= SUPPLIED MATERIAL =
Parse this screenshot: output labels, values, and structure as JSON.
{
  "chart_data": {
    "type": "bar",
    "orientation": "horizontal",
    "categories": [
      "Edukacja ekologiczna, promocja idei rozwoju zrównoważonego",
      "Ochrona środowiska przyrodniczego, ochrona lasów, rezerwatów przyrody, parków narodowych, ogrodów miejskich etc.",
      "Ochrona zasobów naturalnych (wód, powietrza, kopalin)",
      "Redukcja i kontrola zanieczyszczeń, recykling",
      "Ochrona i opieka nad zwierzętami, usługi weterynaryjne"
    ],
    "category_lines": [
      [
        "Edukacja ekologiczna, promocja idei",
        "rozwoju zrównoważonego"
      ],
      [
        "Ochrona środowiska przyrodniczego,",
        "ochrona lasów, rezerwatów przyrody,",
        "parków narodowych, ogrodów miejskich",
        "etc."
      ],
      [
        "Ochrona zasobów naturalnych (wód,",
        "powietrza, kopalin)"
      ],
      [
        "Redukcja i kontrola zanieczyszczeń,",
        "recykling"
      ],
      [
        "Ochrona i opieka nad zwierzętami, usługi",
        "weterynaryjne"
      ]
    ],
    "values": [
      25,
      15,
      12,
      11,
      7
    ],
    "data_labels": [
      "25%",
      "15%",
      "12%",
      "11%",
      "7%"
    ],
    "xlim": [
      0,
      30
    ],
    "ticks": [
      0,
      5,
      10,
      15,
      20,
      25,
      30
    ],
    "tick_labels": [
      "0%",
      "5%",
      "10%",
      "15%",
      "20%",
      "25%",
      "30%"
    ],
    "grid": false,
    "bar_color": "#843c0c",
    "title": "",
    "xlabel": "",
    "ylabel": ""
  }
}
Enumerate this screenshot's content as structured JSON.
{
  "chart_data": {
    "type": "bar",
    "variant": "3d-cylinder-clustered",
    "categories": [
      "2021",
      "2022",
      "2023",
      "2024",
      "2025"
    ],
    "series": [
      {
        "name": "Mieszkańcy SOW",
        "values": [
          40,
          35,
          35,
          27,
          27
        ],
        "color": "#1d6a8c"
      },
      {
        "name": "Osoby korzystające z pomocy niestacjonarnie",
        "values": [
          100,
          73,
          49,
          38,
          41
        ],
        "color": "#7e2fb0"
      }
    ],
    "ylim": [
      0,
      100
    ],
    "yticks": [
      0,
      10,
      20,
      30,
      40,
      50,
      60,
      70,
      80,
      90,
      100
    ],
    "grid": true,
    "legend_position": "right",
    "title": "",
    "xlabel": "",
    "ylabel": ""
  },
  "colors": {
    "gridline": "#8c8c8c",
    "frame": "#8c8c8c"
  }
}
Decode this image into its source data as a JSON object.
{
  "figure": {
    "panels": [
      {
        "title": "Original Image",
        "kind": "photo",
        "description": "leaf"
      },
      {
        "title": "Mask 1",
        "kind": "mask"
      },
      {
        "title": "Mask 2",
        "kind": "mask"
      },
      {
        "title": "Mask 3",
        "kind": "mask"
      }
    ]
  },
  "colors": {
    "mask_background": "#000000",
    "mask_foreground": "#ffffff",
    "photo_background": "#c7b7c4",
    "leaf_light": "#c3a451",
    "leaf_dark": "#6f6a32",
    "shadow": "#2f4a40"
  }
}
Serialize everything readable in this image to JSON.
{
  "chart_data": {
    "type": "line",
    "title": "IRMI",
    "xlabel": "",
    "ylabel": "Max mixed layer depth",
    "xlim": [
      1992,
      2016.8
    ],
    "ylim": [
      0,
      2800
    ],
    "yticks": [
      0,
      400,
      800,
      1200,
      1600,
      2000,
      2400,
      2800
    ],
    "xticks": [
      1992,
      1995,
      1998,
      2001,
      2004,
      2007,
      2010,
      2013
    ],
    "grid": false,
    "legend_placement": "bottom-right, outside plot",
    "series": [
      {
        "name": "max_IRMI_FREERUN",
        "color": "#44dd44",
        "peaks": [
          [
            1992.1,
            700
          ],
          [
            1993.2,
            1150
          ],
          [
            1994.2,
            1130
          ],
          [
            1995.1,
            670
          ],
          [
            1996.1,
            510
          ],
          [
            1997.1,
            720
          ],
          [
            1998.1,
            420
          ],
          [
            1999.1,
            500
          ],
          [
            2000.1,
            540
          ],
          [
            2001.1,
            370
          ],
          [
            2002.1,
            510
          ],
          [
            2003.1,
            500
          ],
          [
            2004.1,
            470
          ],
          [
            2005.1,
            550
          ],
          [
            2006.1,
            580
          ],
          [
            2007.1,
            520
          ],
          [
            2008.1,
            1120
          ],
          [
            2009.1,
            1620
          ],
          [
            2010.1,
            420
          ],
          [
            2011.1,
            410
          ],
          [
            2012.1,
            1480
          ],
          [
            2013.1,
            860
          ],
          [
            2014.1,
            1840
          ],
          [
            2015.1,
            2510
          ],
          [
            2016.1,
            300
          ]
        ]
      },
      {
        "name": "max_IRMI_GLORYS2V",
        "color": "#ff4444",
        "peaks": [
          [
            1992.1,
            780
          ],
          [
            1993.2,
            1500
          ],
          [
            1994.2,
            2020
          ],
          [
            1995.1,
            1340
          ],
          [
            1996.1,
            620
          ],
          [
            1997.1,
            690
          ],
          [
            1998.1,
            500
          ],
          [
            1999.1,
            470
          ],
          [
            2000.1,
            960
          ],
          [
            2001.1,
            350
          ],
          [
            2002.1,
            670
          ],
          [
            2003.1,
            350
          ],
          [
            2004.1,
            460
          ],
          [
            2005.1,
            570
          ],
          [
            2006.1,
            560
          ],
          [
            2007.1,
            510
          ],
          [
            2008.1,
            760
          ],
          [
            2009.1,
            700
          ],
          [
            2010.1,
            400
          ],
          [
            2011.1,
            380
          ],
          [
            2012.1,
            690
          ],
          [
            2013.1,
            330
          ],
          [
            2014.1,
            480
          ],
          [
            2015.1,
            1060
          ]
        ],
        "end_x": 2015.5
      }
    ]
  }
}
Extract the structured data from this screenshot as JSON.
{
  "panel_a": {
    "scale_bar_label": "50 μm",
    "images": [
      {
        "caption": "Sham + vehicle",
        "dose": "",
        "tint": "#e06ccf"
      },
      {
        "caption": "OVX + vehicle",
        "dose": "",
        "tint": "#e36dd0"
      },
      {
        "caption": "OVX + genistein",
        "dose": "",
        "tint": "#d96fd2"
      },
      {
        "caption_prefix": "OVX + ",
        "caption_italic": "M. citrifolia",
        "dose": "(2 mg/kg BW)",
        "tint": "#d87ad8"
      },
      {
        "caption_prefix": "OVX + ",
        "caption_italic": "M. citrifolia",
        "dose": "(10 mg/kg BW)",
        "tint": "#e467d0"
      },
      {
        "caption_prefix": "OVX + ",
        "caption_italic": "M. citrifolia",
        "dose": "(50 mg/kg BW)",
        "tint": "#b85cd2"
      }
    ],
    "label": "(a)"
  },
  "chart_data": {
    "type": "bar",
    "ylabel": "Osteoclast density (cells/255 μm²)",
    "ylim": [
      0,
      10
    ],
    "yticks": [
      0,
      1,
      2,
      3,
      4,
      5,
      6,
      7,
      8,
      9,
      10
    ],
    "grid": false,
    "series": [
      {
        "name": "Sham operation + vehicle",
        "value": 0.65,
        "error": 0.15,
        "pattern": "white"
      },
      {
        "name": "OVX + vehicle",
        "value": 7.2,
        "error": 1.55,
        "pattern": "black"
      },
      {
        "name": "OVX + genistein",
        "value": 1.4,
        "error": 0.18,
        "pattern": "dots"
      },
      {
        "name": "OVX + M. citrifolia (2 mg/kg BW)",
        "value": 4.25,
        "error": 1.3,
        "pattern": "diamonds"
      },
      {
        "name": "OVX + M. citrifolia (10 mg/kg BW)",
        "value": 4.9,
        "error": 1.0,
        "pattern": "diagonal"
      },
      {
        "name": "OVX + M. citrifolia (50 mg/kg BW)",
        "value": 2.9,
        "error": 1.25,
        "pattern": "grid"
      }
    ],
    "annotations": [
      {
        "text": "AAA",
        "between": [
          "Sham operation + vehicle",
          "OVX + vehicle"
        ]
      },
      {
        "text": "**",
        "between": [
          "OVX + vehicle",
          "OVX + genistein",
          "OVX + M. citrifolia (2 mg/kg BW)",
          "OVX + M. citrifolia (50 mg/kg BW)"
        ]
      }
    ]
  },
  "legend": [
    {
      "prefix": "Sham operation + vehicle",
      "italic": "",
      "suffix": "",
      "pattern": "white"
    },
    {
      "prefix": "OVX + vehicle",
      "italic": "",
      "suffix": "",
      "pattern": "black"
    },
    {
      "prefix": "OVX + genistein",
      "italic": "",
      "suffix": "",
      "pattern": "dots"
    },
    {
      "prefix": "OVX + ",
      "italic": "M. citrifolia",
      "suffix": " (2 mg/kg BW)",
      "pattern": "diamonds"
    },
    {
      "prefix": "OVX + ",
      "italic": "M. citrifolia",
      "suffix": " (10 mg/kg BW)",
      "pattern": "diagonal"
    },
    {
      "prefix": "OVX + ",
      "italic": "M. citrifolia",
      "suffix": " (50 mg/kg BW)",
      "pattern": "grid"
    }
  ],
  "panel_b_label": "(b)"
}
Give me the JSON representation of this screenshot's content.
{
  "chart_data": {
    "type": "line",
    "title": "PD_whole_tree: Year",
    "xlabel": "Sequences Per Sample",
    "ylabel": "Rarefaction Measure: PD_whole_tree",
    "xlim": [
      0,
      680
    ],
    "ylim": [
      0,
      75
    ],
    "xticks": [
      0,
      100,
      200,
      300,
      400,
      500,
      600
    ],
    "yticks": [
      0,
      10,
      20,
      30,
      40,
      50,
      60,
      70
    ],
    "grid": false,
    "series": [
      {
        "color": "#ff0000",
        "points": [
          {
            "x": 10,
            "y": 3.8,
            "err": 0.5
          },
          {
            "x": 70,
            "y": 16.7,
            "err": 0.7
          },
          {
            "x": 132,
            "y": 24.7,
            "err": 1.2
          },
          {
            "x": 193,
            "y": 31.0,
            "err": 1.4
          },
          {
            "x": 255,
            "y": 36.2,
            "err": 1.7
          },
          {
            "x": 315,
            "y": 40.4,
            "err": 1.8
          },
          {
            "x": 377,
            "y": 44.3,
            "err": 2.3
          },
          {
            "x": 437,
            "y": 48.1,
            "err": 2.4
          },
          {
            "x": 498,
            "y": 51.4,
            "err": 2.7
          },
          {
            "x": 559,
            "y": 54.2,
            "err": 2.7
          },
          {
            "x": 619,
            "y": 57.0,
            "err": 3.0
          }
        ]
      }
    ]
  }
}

= CHALLENGE =
Exactly how many lines of the material contain the word "title"? Write the number alone.

= WRITTEN ANSWER =
8